**SHORT TASK**
Set down each record exactly as written.

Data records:
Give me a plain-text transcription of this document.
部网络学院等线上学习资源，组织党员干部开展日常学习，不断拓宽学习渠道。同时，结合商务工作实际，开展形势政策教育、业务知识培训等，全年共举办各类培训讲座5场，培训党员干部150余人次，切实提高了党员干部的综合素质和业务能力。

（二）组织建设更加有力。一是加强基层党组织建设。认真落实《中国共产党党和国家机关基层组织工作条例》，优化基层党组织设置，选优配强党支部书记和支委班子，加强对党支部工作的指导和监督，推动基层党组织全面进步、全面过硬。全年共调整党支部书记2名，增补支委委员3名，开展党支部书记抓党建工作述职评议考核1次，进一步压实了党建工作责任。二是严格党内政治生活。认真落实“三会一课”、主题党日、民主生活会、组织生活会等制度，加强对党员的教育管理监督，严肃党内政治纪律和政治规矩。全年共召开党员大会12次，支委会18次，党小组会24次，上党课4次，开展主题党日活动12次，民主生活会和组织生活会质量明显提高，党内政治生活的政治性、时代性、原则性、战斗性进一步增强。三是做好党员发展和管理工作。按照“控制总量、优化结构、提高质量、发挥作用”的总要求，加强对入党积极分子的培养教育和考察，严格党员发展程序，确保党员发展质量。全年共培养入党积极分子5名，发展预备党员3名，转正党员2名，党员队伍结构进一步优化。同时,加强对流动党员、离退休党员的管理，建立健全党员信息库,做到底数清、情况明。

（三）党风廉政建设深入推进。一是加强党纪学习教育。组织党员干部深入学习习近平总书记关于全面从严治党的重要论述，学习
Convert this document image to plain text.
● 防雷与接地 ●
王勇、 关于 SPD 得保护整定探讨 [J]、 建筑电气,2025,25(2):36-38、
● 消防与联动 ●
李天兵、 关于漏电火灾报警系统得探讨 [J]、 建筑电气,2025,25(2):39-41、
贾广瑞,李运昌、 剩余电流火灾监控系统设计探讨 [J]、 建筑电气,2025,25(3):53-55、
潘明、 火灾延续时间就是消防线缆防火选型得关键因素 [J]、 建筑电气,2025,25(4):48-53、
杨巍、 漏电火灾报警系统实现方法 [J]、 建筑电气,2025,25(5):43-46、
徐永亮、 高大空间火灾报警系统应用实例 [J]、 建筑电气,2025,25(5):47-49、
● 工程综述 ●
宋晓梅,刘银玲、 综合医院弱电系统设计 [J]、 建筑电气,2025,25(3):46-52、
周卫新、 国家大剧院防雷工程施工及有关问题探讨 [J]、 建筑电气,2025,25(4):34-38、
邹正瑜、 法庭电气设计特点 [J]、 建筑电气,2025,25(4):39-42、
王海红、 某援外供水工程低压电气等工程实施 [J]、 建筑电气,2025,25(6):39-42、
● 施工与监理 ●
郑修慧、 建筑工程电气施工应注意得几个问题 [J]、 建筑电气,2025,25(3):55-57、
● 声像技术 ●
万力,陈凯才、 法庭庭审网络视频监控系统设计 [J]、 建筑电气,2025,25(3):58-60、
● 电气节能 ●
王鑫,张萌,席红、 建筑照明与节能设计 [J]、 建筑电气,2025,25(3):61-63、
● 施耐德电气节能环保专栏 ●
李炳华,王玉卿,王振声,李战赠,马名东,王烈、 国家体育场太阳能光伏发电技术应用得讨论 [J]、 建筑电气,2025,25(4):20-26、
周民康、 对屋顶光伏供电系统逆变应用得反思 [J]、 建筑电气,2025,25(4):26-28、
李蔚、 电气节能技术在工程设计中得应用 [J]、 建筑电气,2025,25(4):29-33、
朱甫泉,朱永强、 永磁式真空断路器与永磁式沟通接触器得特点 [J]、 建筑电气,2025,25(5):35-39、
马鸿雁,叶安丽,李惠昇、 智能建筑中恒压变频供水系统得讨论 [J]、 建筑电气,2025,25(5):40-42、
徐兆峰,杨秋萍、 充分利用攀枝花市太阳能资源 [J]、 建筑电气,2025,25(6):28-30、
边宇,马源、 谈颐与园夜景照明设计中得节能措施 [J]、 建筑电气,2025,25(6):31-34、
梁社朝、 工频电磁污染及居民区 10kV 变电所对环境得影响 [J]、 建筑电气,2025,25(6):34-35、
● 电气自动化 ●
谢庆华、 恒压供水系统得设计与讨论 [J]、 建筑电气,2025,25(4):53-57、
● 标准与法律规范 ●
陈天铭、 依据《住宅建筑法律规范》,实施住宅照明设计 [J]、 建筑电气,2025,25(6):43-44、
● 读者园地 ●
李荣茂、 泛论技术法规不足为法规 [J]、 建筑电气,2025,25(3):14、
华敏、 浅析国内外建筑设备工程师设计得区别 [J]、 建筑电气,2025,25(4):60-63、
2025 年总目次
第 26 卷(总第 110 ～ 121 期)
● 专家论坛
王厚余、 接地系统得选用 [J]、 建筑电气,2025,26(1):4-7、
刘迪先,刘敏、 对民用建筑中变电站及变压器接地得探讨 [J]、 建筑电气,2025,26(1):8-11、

**WRITTEN SOLUTION**
Give me a plain-text transcription of this document.
部网络学院等线上学习资源，组织党员干部开展日常学习，不断拓宽学习渠道。同时，结合商务工作实际，开展形势政策教育、业务知识培训等，全年共举办各类培训讲座5场，培训党员干部150余人次，切实提高了党员干部的综合素质和业务能力。

（二）组织建设更加有力。一是加强基层党组织建设。认真落实《中国共产党党和国家机关基层组织工作条例》，优化基层党组织设置，选优配强党支部书记和支委班子，加强对党支部工作的指导和监督，推动基层党组织全面进步、全面过硬。全年共调整党支部书记2名，增补支委委员3名，开展党支部书记抓党建工作述职评议考核1次，进一步压实了党建工作责任。二是严格党内政治生活。认真落实“三会一课”、主题党日、民主生活会、组织生活会等制度，加强对党员的教育管理监督，严肃党内政治纪律和政治规矩。全年共召开党员大会12次，支委会18次，党小组会24次，上党课4次，开展主题党日活动12次，民主生活会和组织生活会质量明显提高，党内政治生活的政治性、时代性、原则性、战斗性进一步增强。三是做好党员发展和管理工作。按照“控制总量、优化结构、提高质量、发挥作用”的总要求，加强对入党积极分子的培养教育和考察，严格党员发展程序，确保党员发展质量。全年共培养入党积极分子5名，发展预备党员3名，转正党员2名，党员队伍结构进一步优化。同时,加强对流动党员、离退休党员的管理，建立健全党员信息库,做到底数清、情况明。

（三）党风廉政建设深入推进。一是加强党纪学习教育。组织党员干部深入学习习近平总书记关于全面从严治党的重要论述，学习
Convert this document image to plain text.
● 防雷与接地 ●
王勇、 关于 SPD 得保护整定探讨 [J]、 建筑电气,2025,25(2):36-38、
● 消防与联动 ●
李天兵、 关于漏电火灾报警系统得探讨 [J]、 建筑电气,2025,25(2):39-41、
贾广瑞,李运昌、 剩余电流火灾监控系统设计探讨 [J]、 建筑电气,2025,25(3):53-55、
潘明、 火灾延续时间就是消防线缆防火选型得关键因素 [J]、 建筑电气,2025,25(4):48-53、
杨巍、 漏电火灾报警系统实现方法 [J]、 建筑电气,2025,25(5):43-46、
徐永亮、 高大空间火灾报警系统应用实例 [J]、 建筑电气,2025,25(5):47-49、
● 工程综述 ●
宋晓梅,刘银玲、 综合医院弱电系统设计 [J]、 建筑电气,2025,25(3):46-52、
周卫新、 国家大剧院防雷工程施工及有关问题探讨 [J]、 建筑电气,2025,25(4):34-38、
邹正瑜、 法庭电气设计特点 [J]、 建筑电气,2025,25(4):39-42、
王海红、 某援外供水工程低压电气等工程实施 [J]、 建筑电气,2025,25(6):39-42、
● 施工与监理 ●
郑修慧、 建筑工程电气施工应注意得几个问题 [J]、 建筑电气,2025,25(3):55-57、
● 声像技术 ●
万力,陈凯才、 法庭庭审网络视频监控系统设计 [J]、 建筑电气,2025,25(3):58-60、
● 电气节能 ●
王鑫,张萌,席红、 建筑照明与节能设计 [J]、 建筑电气,2025,25(3):61-63、
● 施耐德电气节能环保专栏 ●
李炳华,王玉卿,王振声,李战赠,马名东,王烈、 国家体育场太阳能光伏发电技术应用得讨论 [J]、 建筑电气,2025,25(4):20-26、
周民康、 对屋顶光伏供电系统逆变应用得反思 [J]、 建筑电气,2025,25(4):26-28、
李蔚、 电气节能技术在工程设计中得应用 [J]、 建筑电气,2025,25(4):29-33、
朱甫泉,朱永强、 永磁式真空断路器与永磁式沟通接触器得特点 [J]、 建筑电气,2025,25(5):35-39、
马鸿雁,叶安丽,李惠昇、 智能建筑中恒压变频供水系统得讨论 [J]、 建筑电气,2025,25(5):40-42、
徐兆峰,杨秋萍、 充分利用攀枝花市太阳能资源 [J]、 建筑电气,2025,25(6):28-30、
边宇,马源、 谈颐与园夜景照明设计中得节能措施 [J]、 建筑电气,2025,25(6):31-34、
梁社朝、 工频电磁污染及居民区 10kV 变电所对环境得影响 [J]、 建筑电气,2025,25(6):34-35、
● 电气自动化 ●
谢庆华、 恒压供水系统得设计与讨论 [J]、 建筑电气,2025,25(4):53-57、
● 标准与法律规范 ●
陈天铭、 依据《住宅建筑法律规范》,实施住宅照明设计 [J]、 建筑电气,2025,25(6):43-44、
● 读者园地 ●
李荣茂、 泛论技术法规不足为法规 [J]、 建筑电气,2025,25(3):14、
华敏、 浅析国内外建筑设备工程师设计得区别 [J]、 建筑电气,2025,25(4):60-63、
2025 年总目次
第 26 卷(总第 110 ～ 121 期)
● 专家论坛
王厚余、 接地系统得选用 [J]、 建筑电气,2025,26(1):4-7、
刘迪先,刘敏、 对民用建筑中变电站及变压器接地得探讨 [J]、 建筑电气,2025,26(1):8-11、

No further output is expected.